→ Given request 1
Summarize the forum thread below in two sentences.
## begin Passage
This intrigues me, As a naval gun ship/escort I accept, as a meaning full cargo ship, i remein to be convinced. From the info and my experience of steam trawlers, It is not the engine I would be concerned about, but the number of and type af boilers fitted and were they oil or coal fired (Bunker/Cargo ratio space). Where the boilers salt water feed or raw water feed, and what was the raw water capacity and evaporation plant to keep up with the daily water consumption. While it is reported on wikapedia, some facts do not add up? And what was her free running speed light and loaded draught? 8 Knots + an onion?(Whaaa)


----------



## roland1969

david freeman said:


> This intrigues me, As a naval gun ship/escort I accept, as a meaning full cargo ship, i remein to be convinced. From the info and my experience of steam trawlers, It is not the engine I would be concerned about, but the number of and type af boilers fitted and were they oil or coal fired (Bunker/Cargo ratio space). Where the boilers salt water feed or raw water feed, and what was the raw water capacity and evaporation plant to keep up with the daily water consumption. While it is reported on wikapedia, some facts do not add up? And what was her free running speed light and loaded draught? 8 Knots + an onion?(Whaaa)


2 Boilers and an Donkey Boiler coal fired.

I only have a dimension of an area called F.W. Tanks that is 3.2m x 2.0m or 10'-6'' x 6'-6'' more or less.
If this tank runs from across the whole ship it would carry about 100 cubic metres of water. But I am almost sure it will be much less then this.


----------



## roland1969

A.D.FROST said:


> Fire Boxes faces (aft)the coal bunker between funnel and bridge(eg.Boiler Flat).(forward)Back of boiler faces engine.(eg.Engine Room)


Like this then http://i.imgur.com/1agxVpK.jpg

I thought so already many thanks for this info.


----------



## A.D.FROST

ships similar to the THISTLEGORM would carry F.W. in Fore & Aft Peaks and possibly one amidships which would be a top-up tank from the vap. would have a F.W.5-15 tonEvap.High pressure boilers do not run on raw water and never S.W.Ships used to top-up their tank going though the Panama until they started taking the draft before and after.To some tight fisted Tramp owners(Jocks& Gordies) FW was for the engine(so you made sure there were no leaks)Rain Water was for GP purposes etc.


----------



## John Rogers

A.D.FROST said:


> Fire Boxes faces (aft)the coal bunker between funnel and bridge(eg.Boiler Flat).(forward)Back of boiler faces engine.(eg.Engine Room)


Unless my memory is failing me or I am miss reading your post, all the coal burning ships I sailed on,and shoveled coal into the fires boxes, the fires grates faced fwd toward the coal bunker,the rear of the boilers faced the engine room was aft of the stoke-hold. I think we are saying the same thing after I read your post a couple of times over.


----------



## A.D.FROST




----------



## roland1969

There is an FW tank on the Thistlegorm on its tween deck like 2.5m or 9' from the center of the ship more or less in the middle.
I will drawn that one in. How much do they hold?
## end Passage
## begin Records to process
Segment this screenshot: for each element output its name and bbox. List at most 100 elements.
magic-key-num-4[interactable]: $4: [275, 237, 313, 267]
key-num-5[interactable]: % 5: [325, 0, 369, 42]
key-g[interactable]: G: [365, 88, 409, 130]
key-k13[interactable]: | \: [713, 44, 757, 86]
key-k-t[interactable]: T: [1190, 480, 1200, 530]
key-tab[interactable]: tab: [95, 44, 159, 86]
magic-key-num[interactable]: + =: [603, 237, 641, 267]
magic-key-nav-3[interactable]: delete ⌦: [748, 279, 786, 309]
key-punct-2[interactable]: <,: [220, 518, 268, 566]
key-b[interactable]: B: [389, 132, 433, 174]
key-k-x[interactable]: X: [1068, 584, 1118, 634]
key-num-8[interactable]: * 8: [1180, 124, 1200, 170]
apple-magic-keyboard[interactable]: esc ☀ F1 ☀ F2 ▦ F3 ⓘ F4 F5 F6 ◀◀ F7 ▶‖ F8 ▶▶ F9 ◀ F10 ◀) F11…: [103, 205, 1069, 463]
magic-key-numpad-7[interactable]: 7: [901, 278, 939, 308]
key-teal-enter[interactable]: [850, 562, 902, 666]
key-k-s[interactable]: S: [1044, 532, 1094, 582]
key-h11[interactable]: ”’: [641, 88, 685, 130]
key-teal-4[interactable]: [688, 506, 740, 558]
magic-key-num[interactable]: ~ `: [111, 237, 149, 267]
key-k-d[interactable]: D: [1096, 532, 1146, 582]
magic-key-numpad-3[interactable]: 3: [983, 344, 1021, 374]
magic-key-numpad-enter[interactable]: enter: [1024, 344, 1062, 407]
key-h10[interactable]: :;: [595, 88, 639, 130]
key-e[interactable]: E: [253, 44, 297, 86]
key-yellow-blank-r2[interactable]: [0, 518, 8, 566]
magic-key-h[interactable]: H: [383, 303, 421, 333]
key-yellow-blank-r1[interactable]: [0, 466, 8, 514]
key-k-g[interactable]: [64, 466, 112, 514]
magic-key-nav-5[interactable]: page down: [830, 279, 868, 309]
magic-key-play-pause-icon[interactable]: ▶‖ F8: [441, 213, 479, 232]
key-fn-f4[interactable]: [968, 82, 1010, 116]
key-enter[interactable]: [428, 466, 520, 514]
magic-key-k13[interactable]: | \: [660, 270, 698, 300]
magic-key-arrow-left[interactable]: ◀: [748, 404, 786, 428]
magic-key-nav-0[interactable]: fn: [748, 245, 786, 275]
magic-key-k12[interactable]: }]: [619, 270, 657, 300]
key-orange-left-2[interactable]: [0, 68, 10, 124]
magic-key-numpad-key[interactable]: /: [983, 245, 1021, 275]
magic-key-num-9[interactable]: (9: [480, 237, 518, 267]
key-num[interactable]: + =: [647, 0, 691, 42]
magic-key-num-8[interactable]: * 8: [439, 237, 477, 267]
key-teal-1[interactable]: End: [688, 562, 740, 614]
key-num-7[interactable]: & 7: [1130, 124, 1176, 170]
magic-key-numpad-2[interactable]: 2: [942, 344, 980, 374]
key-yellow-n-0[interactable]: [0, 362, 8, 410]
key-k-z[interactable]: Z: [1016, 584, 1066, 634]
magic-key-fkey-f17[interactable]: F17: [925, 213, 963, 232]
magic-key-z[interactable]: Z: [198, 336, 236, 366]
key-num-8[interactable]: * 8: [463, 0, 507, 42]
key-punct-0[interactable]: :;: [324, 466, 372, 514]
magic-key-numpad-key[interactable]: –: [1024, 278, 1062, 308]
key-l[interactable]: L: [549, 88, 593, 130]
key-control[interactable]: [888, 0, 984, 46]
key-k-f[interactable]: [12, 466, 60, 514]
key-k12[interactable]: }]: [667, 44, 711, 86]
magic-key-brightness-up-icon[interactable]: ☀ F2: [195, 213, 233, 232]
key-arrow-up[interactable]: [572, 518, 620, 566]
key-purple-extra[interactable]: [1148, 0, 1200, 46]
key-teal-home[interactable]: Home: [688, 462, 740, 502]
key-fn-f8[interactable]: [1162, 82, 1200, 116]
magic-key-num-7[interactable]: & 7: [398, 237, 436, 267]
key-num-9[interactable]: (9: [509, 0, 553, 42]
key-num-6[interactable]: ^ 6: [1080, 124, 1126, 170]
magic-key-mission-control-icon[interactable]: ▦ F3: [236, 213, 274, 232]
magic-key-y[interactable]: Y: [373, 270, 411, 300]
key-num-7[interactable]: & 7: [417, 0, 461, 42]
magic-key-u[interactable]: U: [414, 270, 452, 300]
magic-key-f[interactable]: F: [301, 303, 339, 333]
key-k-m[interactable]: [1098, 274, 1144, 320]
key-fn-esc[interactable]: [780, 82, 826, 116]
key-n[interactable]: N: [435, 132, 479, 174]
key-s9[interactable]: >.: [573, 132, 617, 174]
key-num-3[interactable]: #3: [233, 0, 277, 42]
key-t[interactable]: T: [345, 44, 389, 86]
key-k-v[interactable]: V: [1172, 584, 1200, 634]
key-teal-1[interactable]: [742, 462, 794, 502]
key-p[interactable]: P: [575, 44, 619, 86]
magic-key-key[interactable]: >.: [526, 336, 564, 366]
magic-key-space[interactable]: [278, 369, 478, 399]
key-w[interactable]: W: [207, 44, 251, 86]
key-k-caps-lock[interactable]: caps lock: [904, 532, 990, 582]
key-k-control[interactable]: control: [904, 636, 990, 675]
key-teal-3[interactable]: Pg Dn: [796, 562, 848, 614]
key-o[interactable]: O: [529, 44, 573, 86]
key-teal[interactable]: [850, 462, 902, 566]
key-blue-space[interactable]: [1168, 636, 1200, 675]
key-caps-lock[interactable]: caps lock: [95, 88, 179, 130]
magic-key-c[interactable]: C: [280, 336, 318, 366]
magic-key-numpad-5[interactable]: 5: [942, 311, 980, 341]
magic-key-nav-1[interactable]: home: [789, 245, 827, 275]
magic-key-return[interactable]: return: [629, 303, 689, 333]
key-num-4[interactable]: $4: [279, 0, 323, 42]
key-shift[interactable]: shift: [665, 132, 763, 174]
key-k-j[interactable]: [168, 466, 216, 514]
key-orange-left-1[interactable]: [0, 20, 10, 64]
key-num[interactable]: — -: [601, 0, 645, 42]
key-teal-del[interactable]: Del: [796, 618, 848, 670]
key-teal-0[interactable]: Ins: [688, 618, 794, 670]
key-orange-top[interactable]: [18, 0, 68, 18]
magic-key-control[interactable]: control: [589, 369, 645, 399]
## end Records to process
→ Given request 2
Gather every line of the listing above that contains the string "home".

→ Complete response 1
A forum poster doubts the ship's usefulness as a cargo vessel and asks about its boilers, water feed, fresh water capacity and speed. Replies state that it had two coal-fired boilers and a donkey boiler, that similar ships carried fresh water in the fore and aft peaks and possibly amidships, and that high-pressure boilers never run on salt water.

→ Complete response 2
key-teal-home[interactable]: Home: [688, 462, 740, 502]
magic-key-nav-1[interactable]: home: [789, 245, 827, 275]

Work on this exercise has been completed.